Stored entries

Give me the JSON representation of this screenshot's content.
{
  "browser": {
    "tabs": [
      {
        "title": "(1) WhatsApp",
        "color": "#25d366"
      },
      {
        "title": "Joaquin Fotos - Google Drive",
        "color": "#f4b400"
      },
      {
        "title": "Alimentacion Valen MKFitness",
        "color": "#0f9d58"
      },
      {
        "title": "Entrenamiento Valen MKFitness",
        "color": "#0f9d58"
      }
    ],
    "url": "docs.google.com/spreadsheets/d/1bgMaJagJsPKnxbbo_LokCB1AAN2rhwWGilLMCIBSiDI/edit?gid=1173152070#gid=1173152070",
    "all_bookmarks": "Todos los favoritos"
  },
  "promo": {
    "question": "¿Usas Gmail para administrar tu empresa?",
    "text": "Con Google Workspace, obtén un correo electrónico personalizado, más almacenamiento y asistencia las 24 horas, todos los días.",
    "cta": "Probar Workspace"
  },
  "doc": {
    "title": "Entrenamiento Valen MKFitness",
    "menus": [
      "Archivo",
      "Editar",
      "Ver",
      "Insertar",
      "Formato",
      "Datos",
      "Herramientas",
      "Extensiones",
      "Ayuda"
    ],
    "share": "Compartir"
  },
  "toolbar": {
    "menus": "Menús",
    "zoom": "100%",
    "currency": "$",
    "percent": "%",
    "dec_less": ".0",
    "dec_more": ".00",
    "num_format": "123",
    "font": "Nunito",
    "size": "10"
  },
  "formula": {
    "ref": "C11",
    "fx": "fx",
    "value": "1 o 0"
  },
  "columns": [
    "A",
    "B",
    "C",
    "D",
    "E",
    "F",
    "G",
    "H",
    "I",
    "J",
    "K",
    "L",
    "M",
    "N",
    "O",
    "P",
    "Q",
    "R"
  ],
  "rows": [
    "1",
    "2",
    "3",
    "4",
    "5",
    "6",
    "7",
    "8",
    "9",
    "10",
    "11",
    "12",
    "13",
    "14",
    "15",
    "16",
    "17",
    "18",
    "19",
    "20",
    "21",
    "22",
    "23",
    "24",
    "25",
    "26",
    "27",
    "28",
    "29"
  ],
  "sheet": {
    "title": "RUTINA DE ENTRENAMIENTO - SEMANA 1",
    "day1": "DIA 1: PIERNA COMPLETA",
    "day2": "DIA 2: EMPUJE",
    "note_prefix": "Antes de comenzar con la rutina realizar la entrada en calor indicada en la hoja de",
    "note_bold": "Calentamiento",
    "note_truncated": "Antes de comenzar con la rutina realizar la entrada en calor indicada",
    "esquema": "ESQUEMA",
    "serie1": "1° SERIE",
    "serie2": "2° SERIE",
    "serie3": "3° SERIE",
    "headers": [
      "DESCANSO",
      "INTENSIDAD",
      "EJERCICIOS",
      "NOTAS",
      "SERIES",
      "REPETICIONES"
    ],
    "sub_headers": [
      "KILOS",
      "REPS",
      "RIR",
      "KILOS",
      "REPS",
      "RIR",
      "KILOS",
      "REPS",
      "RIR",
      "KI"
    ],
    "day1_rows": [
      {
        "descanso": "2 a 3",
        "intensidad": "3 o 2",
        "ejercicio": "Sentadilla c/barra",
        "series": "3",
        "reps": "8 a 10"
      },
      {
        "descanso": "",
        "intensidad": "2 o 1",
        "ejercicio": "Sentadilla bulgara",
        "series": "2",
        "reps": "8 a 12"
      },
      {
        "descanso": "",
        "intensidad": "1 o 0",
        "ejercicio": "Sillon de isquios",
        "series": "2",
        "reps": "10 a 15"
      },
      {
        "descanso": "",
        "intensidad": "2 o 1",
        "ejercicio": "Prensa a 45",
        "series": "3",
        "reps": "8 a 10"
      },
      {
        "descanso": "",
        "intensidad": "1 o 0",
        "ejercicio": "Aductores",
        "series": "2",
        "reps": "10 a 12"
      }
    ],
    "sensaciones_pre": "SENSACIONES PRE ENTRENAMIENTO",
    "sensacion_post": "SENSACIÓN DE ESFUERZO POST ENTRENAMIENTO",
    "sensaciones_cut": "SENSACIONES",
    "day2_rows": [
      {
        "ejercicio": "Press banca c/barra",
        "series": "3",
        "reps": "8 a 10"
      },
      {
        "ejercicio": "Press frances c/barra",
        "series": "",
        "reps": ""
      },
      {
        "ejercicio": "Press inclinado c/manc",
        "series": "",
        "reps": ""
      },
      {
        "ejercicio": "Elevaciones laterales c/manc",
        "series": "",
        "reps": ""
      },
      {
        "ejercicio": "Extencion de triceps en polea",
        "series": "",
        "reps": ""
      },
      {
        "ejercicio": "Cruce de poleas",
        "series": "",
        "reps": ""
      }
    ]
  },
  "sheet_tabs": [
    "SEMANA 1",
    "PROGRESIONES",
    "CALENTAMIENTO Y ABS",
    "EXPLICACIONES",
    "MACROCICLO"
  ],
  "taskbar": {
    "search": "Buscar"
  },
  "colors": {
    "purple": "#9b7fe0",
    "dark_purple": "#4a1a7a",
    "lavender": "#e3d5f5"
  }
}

WHAT YOU SHOULD DO: Write out the listing once more, matching it exactly.

FINISHED ANSWER:
Give me the JSON representation of this screenshot's content.
{
  "browser": {
    "tabs": [
      {
        "title": "(1) WhatsApp",
        "color": "#25d366"
      },
      {
        "title": "Joaquin Fotos - Google Drive",
        "color": "#f4b400"
      },
      {
        "title": "Alimentacion Valen MKFitness",
        "color": "#0f9d58"
      },
      {
        "title": "Entrenamiento Valen MKFitness",
        "color": "#0f9d58"
      }
    ],
    "url": "docs.google.com/spreadsheets/d/1bgMaJagJsPKnxbbo_LokCB1AAN2rhwWGilLMCIBSiDI/edit?gid=1173152070#gid=1173152070",
    "all_bookmarks": "Todos los favoritos"
  },
  "promo": {
    "question": "¿Usas Gmail para administrar tu empresa?",
    "text": "Con Google Workspace, obtén un correo electrónico personalizado, más almacenamiento y asistencia las 24 horas, todos los días.",
    "cta": "Probar Workspace"
  },
  "doc": {
    "title": "Entrenamiento Valen MKFitness",
    "menus": [
      "Archivo",
      "Editar",
      "Ver",
      "Insertar",
      "Formato",
      "Datos",
      "Herramientas",
      "Extensiones",
      "Ayuda"
    ],
    "share": "Compartir"
  },
  "toolbar": {
    "menus": "Menús",
    "zoom": "100%",
    "currency": "$",
    "percent": "%",
    "dec_less": ".0",
    "dec_more": ".00",
    "num_format": "123",
    "font": "Nunito",
    "size": "10"
  },
  "formula": {
    "ref": "C11",
    "fx": "fx",
    "value": "1 o 0"
  },
  "columns": [
    "A",
    "B",
    "C",
    "D",
    "E",
    "F",
    "G",
    "H",
    "I",
    "J",
    "K",
    "L",
    "M",
    "N",
    "O",
    "P",
    "Q",
    "R"
  ],
  "rows": [
    "1",
    "2",
    "3",
    "4",
    "5",
    "6",
    "7",
    "8",
    "9",
    "10",
    "11",
    "12",
    "13",
    "14",
    "15",
    "16",
    "17",
    "18",
    "19",
    "20",
    "21",
    "22",
    "23",
    "24",
    "25",
    "26",
    "27",
    "28",
    "29"
  ],
  "sheet": {
    "title": "RUTINA DE ENTRENAMIENTO - SEMANA 1",
    "day1": "DIA 1: PIERNA COMPLETA",
    "day2": "DIA 2: EMPUJE",
    "note_prefix": "Antes de comenzar con la rutina realizar la entrada en calor indicada en la hoja de",
    "note_bold": "Calentamiento",
    "note_truncated": "Antes de comenzar con la rutina realizar la entrada en calor indicada",
    "esquema": "ESQUEMA",
    "serie1": "1° SERIE",
    "serie2": "2° SERIE",
    "serie3": "3° SERIE",
    "headers": [
      "DESCANSO",
      "INTENSIDAD",
      "EJERCICIOS",
      "NOTAS",
      "SERIES",
      "REPETICIONES"
    ],
    "sub_headers": [
      "KILOS",
      "REPS",
      "RIR",
      "KILOS",
      "REPS",
      "RIR",
      "KILOS",
      "REPS",
      "RIR",
      "KI"
    ],
    "day1_rows": [
      {
        "descanso": "2 a 3",
        "intensidad": "3 o 2",
        "ejercicio": "Sentadilla c/barra",
        "series": "3",
        "reps": "8 a 10"
      },
      {
        "descanso": "",
        "intensidad": "2 o 1",
        "ejercicio": "Sentadilla bulgara",
        "series": "2",
        "reps": "8 a 12"
      },
      {
        "descanso": "",
        "intensidad": "1 o 0",
        "ejercicio": "Sillon de isquios",
        "series": "2",
        "reps": "10 a 15"
      },
      {
        "descanso": "",
        "intensidad": "2 o 1",
        "ejercicio": "Prensa a 45",
        "series": "3",
        "reps": "8 a 10"
      },
      {
        "descanso": "",
        "intensidad": "1 o 0",
        "ejercicio": "Aductores",
        "series": "2",
        "reps": "10 a 12"
      }
    ],
    "sensaciones_pre": "SENSACIONES PRE ENTRENAMIENTO",
    "sensacion_post": "SENSACIÓN DE ESFUERZO POST ENTRENAMIENTO",
    "sensaciones_cut": "SENSACIONES",
    "day2_rows": [
      {
        "ejercicio": "Press banca c/barra",
        "series": "3",
        "reps": "8 a 10"
      },
      {
        "ejercicio": "Press frances c/barra",
        "series": "",
        "reps": ""
      },
      {
        "ejercicio": "Press inclinado c/manc",
        "series": "",
        "reps": ""
      },
      {
        "ejercicio": "Elevaciones laterales c/manc",
        "series": "",
        "reps": ""
      },
      {
        "ejercicio": "Extencion de triceps en polea",
        "series": "",
        "reps": ""
      },
      {
        "ejercicio": "Cruce de poleas",
        "series": "",
        "reps": ""
      }
    ]
  },
  "sheet_tabs": [
    "SEMANA 1",
    "PROGRESIONES",
    "CALENTAMIENTO Y ABS",
    "EXPLICACIONES",
    "MACROCICLO"
  ],
  "taskbar": {
    "search": "Buscar"
  },
  "colors": {
    "purple": "#9b7fe0",
    "dark_purple": "#4a1a7a",
    "lavender": "#e3d5f5"
  }
}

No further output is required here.